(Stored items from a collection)

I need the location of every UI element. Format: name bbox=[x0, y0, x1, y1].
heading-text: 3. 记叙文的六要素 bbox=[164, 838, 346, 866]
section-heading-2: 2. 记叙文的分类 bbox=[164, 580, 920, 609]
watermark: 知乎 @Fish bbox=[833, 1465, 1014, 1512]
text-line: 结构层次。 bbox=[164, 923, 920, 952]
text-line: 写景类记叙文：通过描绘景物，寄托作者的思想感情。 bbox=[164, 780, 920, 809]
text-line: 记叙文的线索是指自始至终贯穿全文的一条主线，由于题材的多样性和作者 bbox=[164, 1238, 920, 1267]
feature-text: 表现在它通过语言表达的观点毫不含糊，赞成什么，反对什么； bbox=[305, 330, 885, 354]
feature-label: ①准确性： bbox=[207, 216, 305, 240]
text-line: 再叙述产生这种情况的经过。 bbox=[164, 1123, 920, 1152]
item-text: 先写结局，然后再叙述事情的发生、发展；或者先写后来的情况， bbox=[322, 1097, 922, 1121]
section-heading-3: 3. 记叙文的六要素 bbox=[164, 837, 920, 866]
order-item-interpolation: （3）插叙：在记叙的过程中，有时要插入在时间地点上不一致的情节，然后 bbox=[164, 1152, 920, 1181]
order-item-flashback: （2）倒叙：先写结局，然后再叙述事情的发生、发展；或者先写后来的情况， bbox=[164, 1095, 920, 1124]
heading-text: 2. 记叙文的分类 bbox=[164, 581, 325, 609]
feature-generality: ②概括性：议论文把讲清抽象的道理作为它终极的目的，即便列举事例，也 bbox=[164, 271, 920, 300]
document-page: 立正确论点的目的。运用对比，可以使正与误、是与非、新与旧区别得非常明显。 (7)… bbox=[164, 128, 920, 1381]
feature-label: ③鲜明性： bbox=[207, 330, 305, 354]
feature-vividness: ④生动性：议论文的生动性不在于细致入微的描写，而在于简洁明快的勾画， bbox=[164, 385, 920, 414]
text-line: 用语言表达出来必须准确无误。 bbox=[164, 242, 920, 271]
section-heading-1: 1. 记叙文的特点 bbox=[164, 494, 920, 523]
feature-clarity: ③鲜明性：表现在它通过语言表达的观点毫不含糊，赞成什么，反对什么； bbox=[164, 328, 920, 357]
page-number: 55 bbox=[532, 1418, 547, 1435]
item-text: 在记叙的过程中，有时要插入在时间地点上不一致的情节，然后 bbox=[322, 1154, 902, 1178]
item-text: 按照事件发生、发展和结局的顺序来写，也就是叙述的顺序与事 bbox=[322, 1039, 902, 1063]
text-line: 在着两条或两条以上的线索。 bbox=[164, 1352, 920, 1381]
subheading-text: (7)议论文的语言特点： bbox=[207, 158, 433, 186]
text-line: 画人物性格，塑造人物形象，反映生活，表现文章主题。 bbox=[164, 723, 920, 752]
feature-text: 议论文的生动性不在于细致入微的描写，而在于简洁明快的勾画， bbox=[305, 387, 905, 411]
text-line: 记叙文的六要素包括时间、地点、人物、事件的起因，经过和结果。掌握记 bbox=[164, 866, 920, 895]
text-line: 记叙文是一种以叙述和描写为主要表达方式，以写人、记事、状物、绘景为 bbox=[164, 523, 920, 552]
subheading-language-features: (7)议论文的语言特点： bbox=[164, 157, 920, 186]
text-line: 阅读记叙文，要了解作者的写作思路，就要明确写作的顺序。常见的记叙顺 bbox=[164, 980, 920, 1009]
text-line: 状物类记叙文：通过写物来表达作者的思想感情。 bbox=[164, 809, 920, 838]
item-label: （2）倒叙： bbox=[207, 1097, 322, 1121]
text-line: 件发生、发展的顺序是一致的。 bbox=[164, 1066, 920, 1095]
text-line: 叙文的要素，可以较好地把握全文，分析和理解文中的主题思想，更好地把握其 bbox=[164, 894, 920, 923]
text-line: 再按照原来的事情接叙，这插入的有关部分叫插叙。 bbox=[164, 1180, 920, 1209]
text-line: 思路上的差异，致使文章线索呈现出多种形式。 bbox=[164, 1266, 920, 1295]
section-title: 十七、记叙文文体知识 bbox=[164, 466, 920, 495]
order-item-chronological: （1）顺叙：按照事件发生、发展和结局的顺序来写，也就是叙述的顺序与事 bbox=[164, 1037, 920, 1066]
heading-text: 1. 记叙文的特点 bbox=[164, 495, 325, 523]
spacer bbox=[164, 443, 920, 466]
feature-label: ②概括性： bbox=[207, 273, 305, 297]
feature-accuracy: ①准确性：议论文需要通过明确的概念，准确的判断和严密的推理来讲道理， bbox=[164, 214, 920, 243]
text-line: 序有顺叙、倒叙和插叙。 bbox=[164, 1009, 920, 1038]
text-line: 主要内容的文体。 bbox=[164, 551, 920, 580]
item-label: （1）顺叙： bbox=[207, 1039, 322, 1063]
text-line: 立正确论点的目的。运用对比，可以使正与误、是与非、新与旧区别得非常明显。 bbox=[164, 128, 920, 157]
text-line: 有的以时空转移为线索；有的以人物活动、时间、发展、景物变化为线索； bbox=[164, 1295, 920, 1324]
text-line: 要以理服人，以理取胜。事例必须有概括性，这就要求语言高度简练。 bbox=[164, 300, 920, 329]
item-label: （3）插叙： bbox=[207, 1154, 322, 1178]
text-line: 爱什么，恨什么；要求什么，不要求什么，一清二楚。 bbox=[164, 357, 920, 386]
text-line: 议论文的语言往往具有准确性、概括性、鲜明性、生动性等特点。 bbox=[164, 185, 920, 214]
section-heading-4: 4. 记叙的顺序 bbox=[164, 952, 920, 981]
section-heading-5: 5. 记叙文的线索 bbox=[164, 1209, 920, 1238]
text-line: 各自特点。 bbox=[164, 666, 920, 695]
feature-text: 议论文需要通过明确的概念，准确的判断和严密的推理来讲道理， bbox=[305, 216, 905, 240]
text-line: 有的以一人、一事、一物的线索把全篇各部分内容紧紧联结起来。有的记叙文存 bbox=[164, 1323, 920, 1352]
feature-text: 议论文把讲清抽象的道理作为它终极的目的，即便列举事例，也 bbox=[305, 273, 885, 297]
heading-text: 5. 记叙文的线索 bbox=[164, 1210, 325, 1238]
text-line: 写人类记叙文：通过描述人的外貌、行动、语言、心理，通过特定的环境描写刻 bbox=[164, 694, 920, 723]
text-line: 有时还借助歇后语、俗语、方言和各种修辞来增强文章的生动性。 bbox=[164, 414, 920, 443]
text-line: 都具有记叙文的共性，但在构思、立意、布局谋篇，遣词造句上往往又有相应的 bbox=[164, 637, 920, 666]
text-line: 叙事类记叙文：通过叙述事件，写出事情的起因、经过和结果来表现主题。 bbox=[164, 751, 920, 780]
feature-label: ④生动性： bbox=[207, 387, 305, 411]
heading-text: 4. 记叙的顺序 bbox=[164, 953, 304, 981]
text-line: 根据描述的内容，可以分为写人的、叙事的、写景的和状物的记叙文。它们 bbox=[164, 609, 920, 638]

• _WRITTEN INSTRUCTION_
Reproduce every row above verbatim, keeping the original order.

• _RESPONSE TO THE EXERCISE_
I need the location of every UI element. Format: name bbox=[x0, y0, x1, y1].
heading-text: 3. 记叙文的六要素 bbox=[164, 838, 346, 866]
section-heading-2: 2. 记叙文的分类 bbox=[164, 580, 920, 609]
watermark: 知乎 @Fish bbox=[833, 1465, 1014, 1512]
text-line: 结构层次。 bbox=[164, 923, 920, 952]
text-line: 写景类记叙文：通过描绘景物，寄托作者的思想感情。 bbox=[164, 780, 920, 809]
text-line: 记叙文的线索是指自始至终贯穿全文的一条主线，由于题材的多样性和作者 bbox=[164, 1238, 920, 1267]
feature-text: 表现在它通过语言表达的观点毫不含糊，赞成什么，反对什么； bbox=[305, 330, 885, 354]
feature-label: ①准确性： bbox=[207, 216, 305, 240]
text-line: 再叙述产生这种情况的经过。 bbox=[164, 1123, 920, 1152]
item-text: 先写结局，然后再叙述事情的发生、发展；或者先写后来的情况， bbox=[322, 1097, 922, 1121]
section-heading-3: 3. 记叙文的六要素 bbox=[164, 837, 920, 866]
order-item-interpolation: （3）插叙：在记叙的过程中，有时要插入在时间地点上不一致的情节，然后 bbox=[164, 1152, 920, 1181]
order-item-flashback: （2）倒叙：先写结局，然后再叙述事情的发生、发展；或者先写后来的情况， bbox=[164, 1095, 920, 1124]
heading-text: 2. 记叙文的分类 bbox=[164, 581, 325, 609]
feature-generality: ②概括性：议论文把讲清抽象的道理作为它终极的目的，即便列举事例，也 bbox=[164, 271, 920, 300]
document-page: 立正确论点的目的。运用对比，可以使正与误、是与非、新与旧区别得非常明显。 (7)… bbox=[164, 128, 920, 1381]
feature-label: ③鲜明性： bbox=[207, 330, 305, 354]
feature-vividness: ④生动性：议论文的生动性不在于细致入微的描写，而在于简洁明快的勾画， bbox=[164, 385, 920, 414]
text-line: 用语言表达出来必须准确无误。 bbox=[164, 242, 920, 271]
section-heading-1: 1. 记叙文的特点 bbox=[164, 494, 920, 523]
feature-clarity: ③鲜明性：表现在它通过语言表达的观点毫不含糊，赞成什么，反对什么； bbox=[164, 328, 920, 357]
page-number: 55 bbox=[532, 1418, 547, 1435]
item-text: 在记叙的过程中，有时要插入在时间地点上不一致的情节，然后 bbox=[322, 1154, 902, 1178]
item-text: 按照事件发生、发展和结局的顺序来写，也就是叙述的顺序与事 bbox=[322, 1039, 902, 1063]
text-line: 在着两条或两条以上的线索。 bbox=[164, 1352, 920, 1381]
subheading-text: (7)议论文的语言特点： bbox=[207, 158, 433, 186]
text-line: 画人物性格，塑造人物形象，反映生活，表现文章主题。 bbox=[164, 723, 920, 752]
feature-text: 议论文的生动性不在于细致入微的描写，而在于简洁明快的勾画， bbox=[305, 387, 905, 411]
text-line: 记叙文的六要素包括时间、地点、人物、事件的起因，经过和结果。掌握记 bbox=[164, 866, 920, 895]
text-line: 记叙文是一种以叙述和描写为主要表达方式，以写人、记事、状物、绘景为 bbox=[164, 523, 920, 552]
subheading-language-features: (7)议论文的语言特点： bbox=[164, 157, 920, 186]
text-line: 阅读记叙文，要了解作者的写作思路，就要明确写作的顺序。常见的记叙顺 bbox=[164, 980, 920, 1009]
text-line: 状物类记叙文：通过写物来表达作者的思想感情。 bbox=[164, 809, 920, 838]
item-label: （2）倒叙： bbox=[207, 1097, 322, 1121]
text-line: 件发生、发展的顺序是一致的。 bbox=[164, 1066, 920, 1095]
text-line: 叙文的要素，可以较好地把握全文，分析和理解文中的主题思想，更好地把握其 bbox=[164, 894, 920, 923]
text-line: 再按照原来的事情接叙，这插入的有关部分叫插叙。 bbox=[164, 1180, 920, 1209]
text-line: 思路上的差异，致使文章线索呈现出多种形式。 bbox=[164, 1266, 920, 1295]
section-title: 十七、记叙文文体知识 bbox=[164, 466, 920, 495]
order-item-chronological: （1）顺叙：按照事件发生、发展和结局的顺序来写，也就是叙述的顺序与事 bbox=[164, 1037, 920, 1066]
heading-text: 1. 记叙文的特点 bbox=[164, 495, 325, 523]
spacer bbox=[164, 443, 920, 466]
feature-label: ②概括性： bbox=[207, 273, 305, 297]
feature-accuracy: ①准确性：议论文需要通过明确的概念，准确的判断和严密的推理来讲道理， bbox=[164, 214, 920, 243]
text-line: 序有顺叙、倒叙和插叙。 bbox=[164, 1009, 920, 1038]
text-line: 主要内容的文体。 bbox=[164, 551, 920, 580]
item-label: （1）顺叙： bbox=[207, 1039, 322, 1063]
text-line: 立正确论点的目的。运用对比，可以使正与误、是与非、新与旧区别得非常明显。 bbox=[164, 128, 920, 157]
text-line: 有的以时空转移为线索；有的以人物活动、时间、发展、景物变化为线索； bbox=[164, 1295, 920, 1324]
text-line: 要以理服人，以理取胜。事例必须有概括性，这就要求语言高度简练。 bbox=[164, 300, 920, 329]
item-label: （3）插叙： bbox=[207, 1154, 322, 1178]
text-line: 爱什么，恨什么；要求什么，不要求什么，一清二楚。 bbox=[164, 357, 920, 386]
text-line: 议论文的语言往往具有准确性、概括性、鲜明性、生动性等特点。 bbox=[164, 185, 920, 214]
section-heading-4: 4. 记叙的顺序 bbox=[164, 952, 920, 981]
section-heading-5: 5. 记叙文的线索 bbox=[164, 1209, 920, 1238]
text-line: 各自特点。 bbox=[164, 666, 920, 695]
feature-text: 议论文需要通过明确的概念，准确的判断和严密的推理来讲道理， bbox=[305, 216, 905, 240]
text-line: 有的以一人、一事、一物的线索把全篇各部分内容紧紧联结起来。有的记叙文存 bbox=[164, 1323, 920, 1352]
feature-text: 议论文把讲清抽象的道理作为它终极的目的，即便列举事例，也 bbox=[305, 273, 885, 297]
heading-text: 5. 记叙文的线索 bbox=[164, 1210, 325, 1238]
text-line: 写人类记叙文：通过描述人的外貌、行动、语言、心理，通过特定的环境描写刻 bbox=[164, 694, 920, 723]
text-line: 有时还借助歇后语、俗语、方言和各种修辞来增强文章的生动性。 bbox=[164, 414, 920, 443]
text-line: 都具有记叙文的共性，但在构思、立意、布局谋篇，遣词造句上往往又有相应的 bbox=[164, 637, 920, 666]
text-line: 叙事类记叙文：通过叙述事件，写出事情的起因、经过和结果来表现主题。 bbox=[164, 751, 920, 780]
feature-label: ④生动性： bbox=[207, 387, 305, 411]
heading-text: 4. 记叙的顺序 bbox=[164, 953, 304, 981]
text-line: 根据描述的内容，可以分为写人的、叙事的、写景的和状物的记叙文。它们 bbox=[164, 609, 920, 638]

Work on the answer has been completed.